■ **Excerpted data**
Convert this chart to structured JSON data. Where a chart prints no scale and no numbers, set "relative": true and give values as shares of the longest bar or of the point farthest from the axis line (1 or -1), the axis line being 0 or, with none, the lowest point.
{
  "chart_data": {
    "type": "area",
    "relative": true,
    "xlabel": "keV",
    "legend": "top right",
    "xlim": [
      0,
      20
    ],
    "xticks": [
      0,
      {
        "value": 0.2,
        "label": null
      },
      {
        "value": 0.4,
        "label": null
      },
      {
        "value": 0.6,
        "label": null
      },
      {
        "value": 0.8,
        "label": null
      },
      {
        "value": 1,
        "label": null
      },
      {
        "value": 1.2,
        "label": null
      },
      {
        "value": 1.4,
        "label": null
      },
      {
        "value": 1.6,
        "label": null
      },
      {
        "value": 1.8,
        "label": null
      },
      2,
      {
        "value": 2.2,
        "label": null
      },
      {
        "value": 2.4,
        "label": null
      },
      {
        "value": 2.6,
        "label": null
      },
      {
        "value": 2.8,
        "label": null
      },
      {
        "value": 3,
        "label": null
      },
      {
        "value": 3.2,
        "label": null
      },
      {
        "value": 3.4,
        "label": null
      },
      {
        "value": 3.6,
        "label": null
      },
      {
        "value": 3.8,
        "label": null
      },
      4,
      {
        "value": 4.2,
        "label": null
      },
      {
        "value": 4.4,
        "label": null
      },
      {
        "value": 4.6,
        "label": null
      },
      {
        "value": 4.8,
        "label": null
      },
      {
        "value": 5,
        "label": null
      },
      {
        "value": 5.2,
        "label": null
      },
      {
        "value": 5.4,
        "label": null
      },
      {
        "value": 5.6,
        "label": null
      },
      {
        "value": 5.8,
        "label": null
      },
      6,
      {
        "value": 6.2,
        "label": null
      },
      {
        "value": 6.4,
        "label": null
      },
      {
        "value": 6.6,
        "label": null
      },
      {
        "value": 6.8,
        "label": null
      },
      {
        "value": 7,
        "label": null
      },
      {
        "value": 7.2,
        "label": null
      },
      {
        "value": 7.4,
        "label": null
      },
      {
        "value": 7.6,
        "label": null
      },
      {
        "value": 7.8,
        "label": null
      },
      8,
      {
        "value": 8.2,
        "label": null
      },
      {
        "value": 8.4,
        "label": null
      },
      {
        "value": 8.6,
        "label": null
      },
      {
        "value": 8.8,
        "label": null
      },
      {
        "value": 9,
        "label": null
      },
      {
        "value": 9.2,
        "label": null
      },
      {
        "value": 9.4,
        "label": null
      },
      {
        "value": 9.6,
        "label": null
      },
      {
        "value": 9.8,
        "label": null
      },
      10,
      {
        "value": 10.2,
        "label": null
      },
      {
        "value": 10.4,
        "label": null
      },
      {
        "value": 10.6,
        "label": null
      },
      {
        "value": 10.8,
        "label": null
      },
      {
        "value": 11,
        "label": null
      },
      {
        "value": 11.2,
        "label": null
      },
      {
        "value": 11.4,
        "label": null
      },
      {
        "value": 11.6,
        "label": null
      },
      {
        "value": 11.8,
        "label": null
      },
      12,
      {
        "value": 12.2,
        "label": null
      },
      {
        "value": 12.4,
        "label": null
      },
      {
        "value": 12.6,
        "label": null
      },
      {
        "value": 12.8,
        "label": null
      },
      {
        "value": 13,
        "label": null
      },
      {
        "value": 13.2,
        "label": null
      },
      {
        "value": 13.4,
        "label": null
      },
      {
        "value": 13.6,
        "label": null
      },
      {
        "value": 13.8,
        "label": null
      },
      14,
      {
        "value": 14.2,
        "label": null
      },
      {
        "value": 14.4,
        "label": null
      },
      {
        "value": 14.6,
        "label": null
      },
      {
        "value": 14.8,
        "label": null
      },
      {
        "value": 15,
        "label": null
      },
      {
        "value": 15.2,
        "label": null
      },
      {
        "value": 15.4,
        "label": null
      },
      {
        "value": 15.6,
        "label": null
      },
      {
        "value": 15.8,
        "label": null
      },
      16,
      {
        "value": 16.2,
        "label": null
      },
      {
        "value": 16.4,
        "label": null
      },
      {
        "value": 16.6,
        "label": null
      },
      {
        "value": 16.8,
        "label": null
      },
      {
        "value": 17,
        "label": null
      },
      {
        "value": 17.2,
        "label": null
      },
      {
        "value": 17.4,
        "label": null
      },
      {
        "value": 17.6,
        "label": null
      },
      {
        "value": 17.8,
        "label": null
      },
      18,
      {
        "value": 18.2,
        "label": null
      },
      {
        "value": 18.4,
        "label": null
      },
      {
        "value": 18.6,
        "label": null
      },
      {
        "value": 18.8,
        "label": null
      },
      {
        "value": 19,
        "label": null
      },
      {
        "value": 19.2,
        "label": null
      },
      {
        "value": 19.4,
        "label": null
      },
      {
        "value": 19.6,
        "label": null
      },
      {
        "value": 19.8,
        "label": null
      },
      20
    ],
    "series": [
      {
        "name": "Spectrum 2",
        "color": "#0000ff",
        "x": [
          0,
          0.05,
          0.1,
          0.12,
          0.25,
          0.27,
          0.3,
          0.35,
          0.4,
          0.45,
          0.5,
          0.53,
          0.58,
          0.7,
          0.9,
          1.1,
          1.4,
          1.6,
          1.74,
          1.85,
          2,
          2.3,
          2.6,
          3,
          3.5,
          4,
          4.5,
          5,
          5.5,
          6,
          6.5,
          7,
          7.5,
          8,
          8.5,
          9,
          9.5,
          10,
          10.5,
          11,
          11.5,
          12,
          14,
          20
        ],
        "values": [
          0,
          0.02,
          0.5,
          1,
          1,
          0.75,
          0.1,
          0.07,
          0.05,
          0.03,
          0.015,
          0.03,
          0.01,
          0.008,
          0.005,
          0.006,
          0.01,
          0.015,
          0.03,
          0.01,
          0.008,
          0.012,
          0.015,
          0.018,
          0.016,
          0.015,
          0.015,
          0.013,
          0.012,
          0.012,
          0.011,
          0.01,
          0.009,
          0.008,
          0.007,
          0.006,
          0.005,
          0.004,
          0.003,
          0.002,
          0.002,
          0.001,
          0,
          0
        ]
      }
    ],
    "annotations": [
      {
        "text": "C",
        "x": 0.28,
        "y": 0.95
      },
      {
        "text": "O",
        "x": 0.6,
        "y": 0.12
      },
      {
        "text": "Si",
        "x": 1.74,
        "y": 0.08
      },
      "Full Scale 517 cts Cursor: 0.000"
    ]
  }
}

■ **Written exercise**
Repeat each record exactly, leaving nothing out.

■ **Solution**
Convert this chart to structured JSON data. Where a chart prints no scale and no numbers, set "relative": true and give values as shares of the longest bar or of the point farthest from the axis line (1 or -1), the axis line being 0 or, with none, the lowest point.
{
  "chart_data": {
    "type": "area",
    "relative": true,
    "xlabel": "keV",
    "legend": "top right",
    "xlim": [
      0,
      20
    ],
    "xticks": [
      0,
      {
        "value": 0.2,
        "label": null
      },
      {
        "value": 0.4,
        "label": null
      },
      {
        "value": 0.6,
        "label": null
      },
      {
        "value": 0.8,
        "label": null
      },
      {
        "value": 1,
        "label": null
      },
      {
        "value": 1.2,
        "label": null
      },
      {
        "value": 1.4,
        "label": null
      },
      {
        "value": 1.6,
        "label": null
      },
      {
        "value": 1.8,
        "label": null
      },
      2,
      {
        "value": 2.2,
        "label": null
      },
      {
        "value": 2.4,
        "label": null
      },
      {
        "value": 2.6,
        "label": null
      },
      {
        "value": 2.8,
        "label": null
      },
      {
        "value": 3,
        "label": null
      },
      {
        "value": 3.2,
        "label": null
      },
      {
        "value": 3.4,
        "label": null
      },
      {
        "value": 3.6,
        "label": null
      },
      {
        "value": 3.8,
        "label": null
      },
      4,
      {
        "value": 4.2,
        "label": null
      },
      {
        "value": 4.4,
        "label": null
      },
      {
        "value": 4.6,
        "label": null
      },
      {
        "value": 4.8,
        "label": null
      },
      {
        "value": 5,
        "label": null
      },
      {
        "value": 5.2,
        "label": null
      },
      {
        "value": 5.4,
        "label": null
      },
      {
        "value": 5.6,
        "label": null
      },
      {
        "value": 5.8,
        "label": null
      },
      6,
      {
        "value": 6.2,
        "label": null
      },
      {
        "value": 6.4,
        "label": null
      },
      {
        "value": 6.6,
        "label": null
      },
      {
        "value": 6.8,
        "label": null
      },
      {
        "value": 7,
        "label": null
      },
      {
        "value": 7.2,
        "label": null
      },
      {
        "value": 7.4,
        "label": null
      },
      {
        "value": 7.6,
        "label": null
      },
      {
        "value": 7.8,
        "label": null
      },
      8,
      {
        "value": 8.2,
        "label": null
      },
      {
        "value": 8.4,
        "label": null
      },
      {
        "value": 8.6,
        "label": null
      },
      {
        "value": 8.8,
        "label": null
      },
      {
        "value": 9,
        "label": null
      },
      {
        "value": 9.2,
        "label": null
      },
      {
        "value": 9.4,
        "label": null
      },
      {
        "value": 9.6,
        "label": null
      },
      {
        "value": 9.8,
        "label": null
      },
      10,
      {
        "value": 10.2,
        "label": null
      },
      {
        "value": 10.4,
        "label": null
      },
      {
        "value": 10.6,
        "label": null
      },
      {
        "value": 10.8,
        "label": null
      },
      {
        "value": 11,
        "label": null
      },
      {
        "value": 11.2,
        "label": null
      },
      {
        "value": 11.4,
        "label": null
      },
      {
        "value": 11.6,
        "label": null
      },
      {
        "value": 11.8,
        "label": null
      },
      12,
      {
        "value": 12.2,
        "label": null
      },
      {
        "value": 12.4,
        "label": null
      },
      {
        "value": 12.6,
        "label": null
      },
      {
        "value": 12.8,
        "label": null
      },
      {
        "value": 13,
        "label": null
      },
      {
        "value": 13.2,
        "label": null
      },
      {
        "value": 13.4,
        "label": null
      },
      {
        "value": 13.6,
        "label": null
      },
      {
        "value": 13.8,
        "label": null
      },
      14,
      {
        "value": 14.2,
        "label": null
      },
      {
        "value": 14.4,
        "label": null
      },
      {
        "value": 14.6,
        "label": null
      },
      {
        "value": 14.8,
        "label": null
      },
      {
        "value": 15,
        "label": null
      },
      {
        "value": 15.2,
        "label": null
      },
      {
        "value": 15.4,
        "label": null
      },
      {
        "value": 15.6,
        "label": null
      },
      {
        "value": 15.8,
        "label": null
      },
      16,
      {
        "value": 16.2,
        "label": null
      },
      {
        "value": 16.4,
        "label": null
      },
      {
        "value": 16.6,
        "label": null
      },
      {
        "value": 16.8,
        "label": null
      },
      {
        "value": 17,
        "label": null
      },
      {
        "value": 17.2,
        "label": null
      },
      {
        "value": 17.4,
        "label": null
      },
      {
        "value": 17.6,
        "label": null
      },
      {
        "value": 17.8,
        "label": null
      },
      18,
      {
        "value": 18.2,
        "label": null
      },
      {
        "value": 18.4,
        "label": null
      },
      {
        "value": 18.6,
        "label": null
      },
      {
        "value": 18.8,
        "label": null
      },
      {
        "value": 19,
        "label": null
      },
      {
        "value": 19.2,
        "label": null
      },
      {
        "value": 19.4,
        "label": null
      },
      {
        "value": 19.6,
        "label": null
      },
      {
        "value": 19.8,
        "label": null
      },
      20
    ],
    "series": [
      {
        "name": "Spectrum 2",
        "color": "#0000ff",
        "x": [
          0,
          0.05,
          0.1,
          0.12,
          0.25,
          0.27,
          0.3,
          0.35,
          0.4,
          0.45,
          0.5,
          0.53,
          0.58,
          0.7,
          0.9,
          1.1,
          1.4,
          1.6,
          1.74,
          1.85,
          2,
          2.3,
          2.6,
          3,
          3.5,
          4,
          4.5,
          5,
          5.5,
          6,
          6.5,
          7,
          7.5,
          8,
          8.5,
          9,
          9.5,
          10,
          10.5,
          11,
          11.5,
          12,
          14,
          20
        ],
        "values": [
          0,
          0.02,
          0.5,
          1,
          1,
          0.75,
          0.1,
          0.07,
          0.05,
          0.03,
          0.015,
          0.03,
          0.01,
          0.008,
          0.005,
          0.006,
          0.01,
          0.015,
          0.03,
          0.01,
          0.008,
          0.012,
          0.015,
          0.018,
          0.016,
          0.015,
          0.015,
          0.013,
          0.012,
          0.012,
          0.011,
          0.01,
          0.009,
          0.008,
          0.007,
          0.006,
          0.005,
          0.004,
          0.003,
          0.002,
          0.002,
          0.001,
          0,
          0
        ]
      }
    ],
    "annotations": [
      {
        "text": "C",
        "x": 0.28,
        "y": 0.95
      },
      {
        "text": "O",
        "x": 0.6,
        "y": 0.12
      },
      {
        "text": "Si",
        "x": 1.74,
        "y": 0.08
      },
      "Full Scale 517 cts Cursor: 0.000"
    ]
  }
}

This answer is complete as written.